▸ Task goal: Make an exact copy of all the material below, apart from the pictures.

▸ Given data:
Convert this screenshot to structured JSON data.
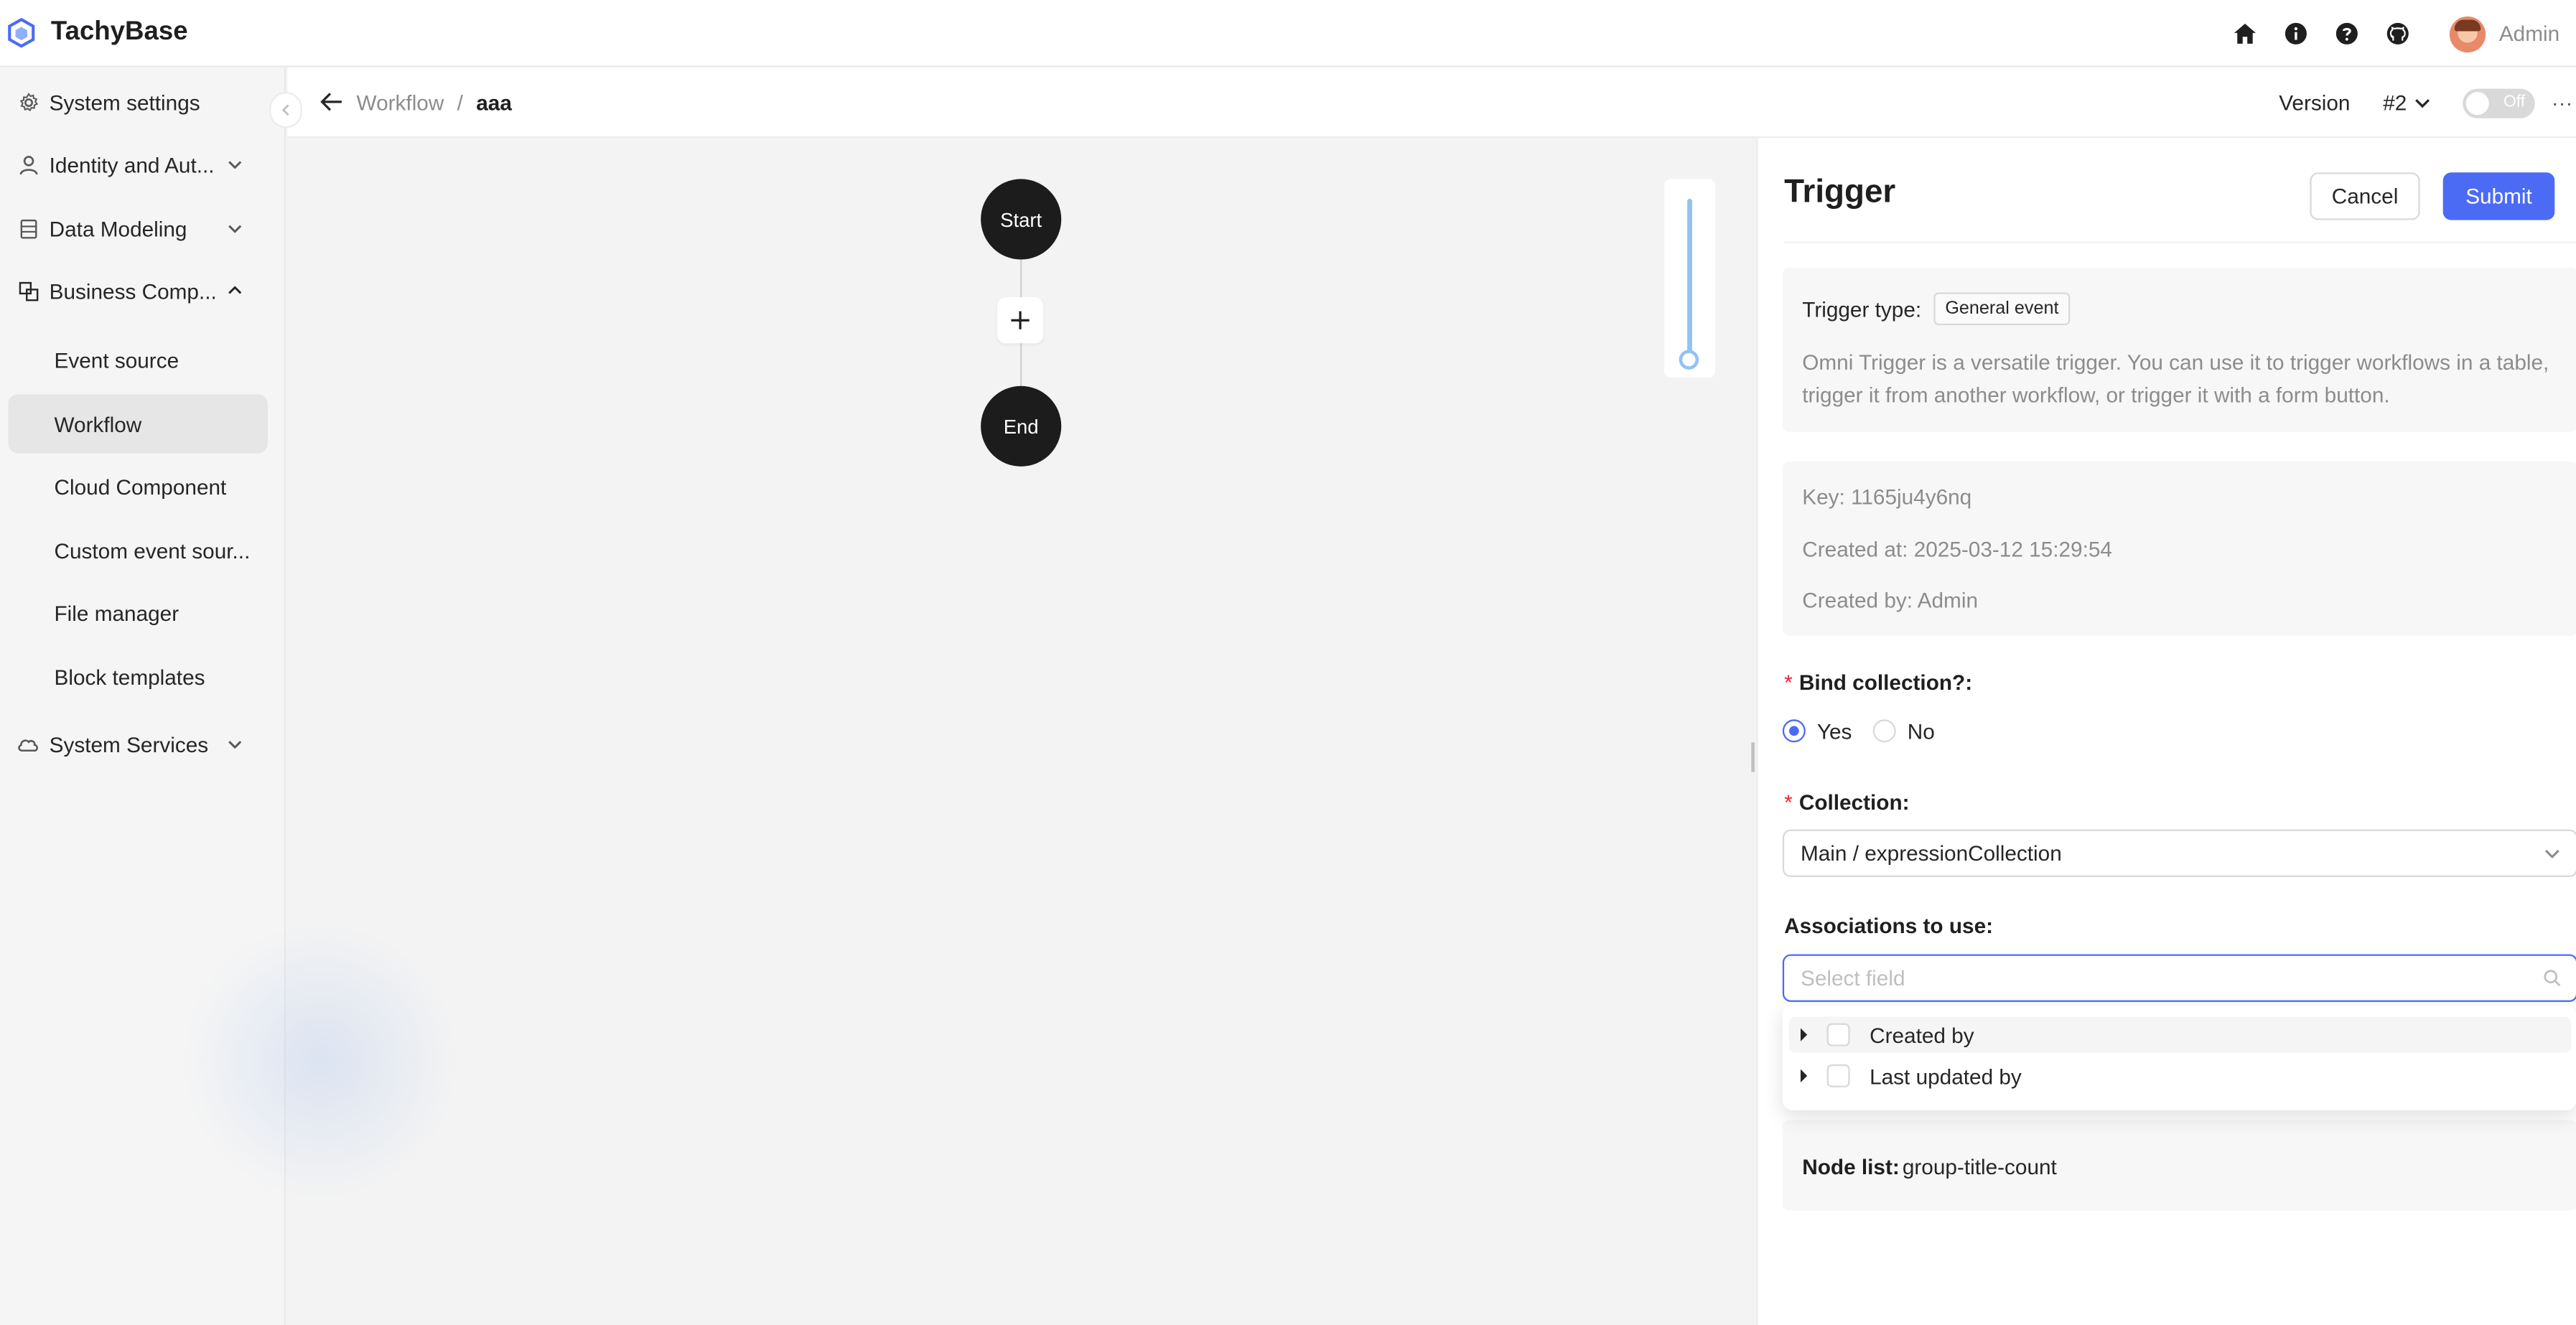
{
  "app": {
    "name": "TachyBase"
  },
  "header": {
    "user_name": "Admin"
  },
  "sidebar": {
    "items": [
      {
        "label": "System settings"
      },
      {
        "label": "Identity and Aut..."
      },
      {
        "label": "Data Modeling"
      },
      {
        "label": "Business Comp..."
      },
      {
        "label": "System Services"
      }
    ],
    "sub_items": [
      {
        "label": "Event source"
      },
      {
        "label": "Workflow"
      },
      {
        "label": "Cloud Component"
      },
      {
        "label": "Custom event sour..."
      },
      {
        "label": "File manager"
      },
      {
        "label": "Block templates"
      }
    ]
  },
  "breadcrumb": {
    "parent": "Workflow",
    "separator": "/",
    "current": "aaa"
  },
  "version": {
    "label": "Version",
    "value": "#2",
    "toggle_label": "Off",
    "more": "···"
  },
  "canvas": {
    "start_label": "Start",
    "end_label": "End",
    "zoom_level": 0.0
  },
  "drawer": {
    "title": "Trigger",
    "cancel_label": "Cancel",
    "submit_label": "Submit",
    "trigger_type_label": "Trigger type:",
    "trigger_type_value": "General event",
    "trigger_description": "Omni Trigger is a versatile trigger. You can use it to trigger workflows in a table, trigger it from another workflow, or trigger it with a form button.",
    "key_line": "Key: 1165ju4y6nq",
    "created_at_line": "Created at: 2025-03-12 15:29:54",
    "created_by_line": "Created by: Admin",
    "bind_collection_label": "Bind collection?",
    "bind_yes": "Yes",
    "bind_no": "No",
    "bind_selected": "Yes",
    "collection_label": "Collection",
    "collection_value": "Main / expressionCollection",
    "associations_label": "Associations to use",
    "associations_placeholder": "Select field",
    "association_options": [
      {
        "label": "Created by"
      },
      {
        "label": "Last updated by"
      }
    ],
    "node_list_label": "Node list:",
    "node_list_value": "group-title-count"
  },
  "colors": {
    "primary": "#4b6bf5",
    "node": "#1c1c1c",
    "required": "#f5222d"
  }
}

▸ Written answer:
Convert this screenshot to structured JSON data.
{
  "app": {
    "name": "TachyBase"
  },
  "header": {
    "user_name": "Admin"
  },
  "sidebar": {
    "items": [
      {
        "label": "System settings"
      },
      {
        "label": "Identity and Aut..."
      },
      {
        "label": "Data Modeling"
      },
      {
        "label": "Business Comp..."
      },
      {
        "label": "System Services"
      }
    ],
    "sub_items": [
      {
        "label": "Event source"
      },
      {
        "label": "Workflow"
      },
      {
        "label": "Cloud Component"
      },
      {
        "label": "Custom event sour..."
      },
      {
        "label": "File manager"
      },
      {
        "label": "Block templates"
      }
    ]
  },
  "breadcrumb": {
    "parent": "Workflow",
    "separator": "/",
    "current": "aaa"
  },
  "version": {
    "label": "Version",
    "value": "#2",
    "toggle_label": "Off",
    "more": "···"
  },
  "canvas": {
    "start_label": "Start",
    "end_label": "End",
    "zoom_level": 0.0
  },
  "drawer": {
    "title": "Trigger",
    "cancel_label": "Cancel",
    "submit_label": "Submit",
    "trigger_type_label": "Trigger type:",
    "trigger_type_value": "General event",
    "trigger_description": "Omni Trigger is a versatile trigger. You can use it to trigger workflows in a table, trigger it from another workflow, or trigger it with a form button.",
    "key_line": "Key: 1165ju4y6nq",
    "created_at_line": "Created at: 2025-03-12 15:29:54",
    "created_by_line": "Created by: Admin",
    "bind_collection_label": "Bind collection?",
    "bind_yes": "Yes",
    "bind_no": "No",
    "bind_selected": "Yes",
    "collection_label": "Collection",
    "collection_value": "Main / expressionCollection",
    "associations_label": "Associations to use",
    "associations_placeholder": "Select field",
    "association_options": [
      {
        "label": "Created by"
      },
      {
        "label": "Last updated by"
      }
    ],
    "node_list_label": "Node list:",
    "node_list_value": "group-title-count"
  },
  "colors": {
    "primary": "#4b6bf5",
    "node": "#1c1c1c",
    "required": "#f5222d"
  }
}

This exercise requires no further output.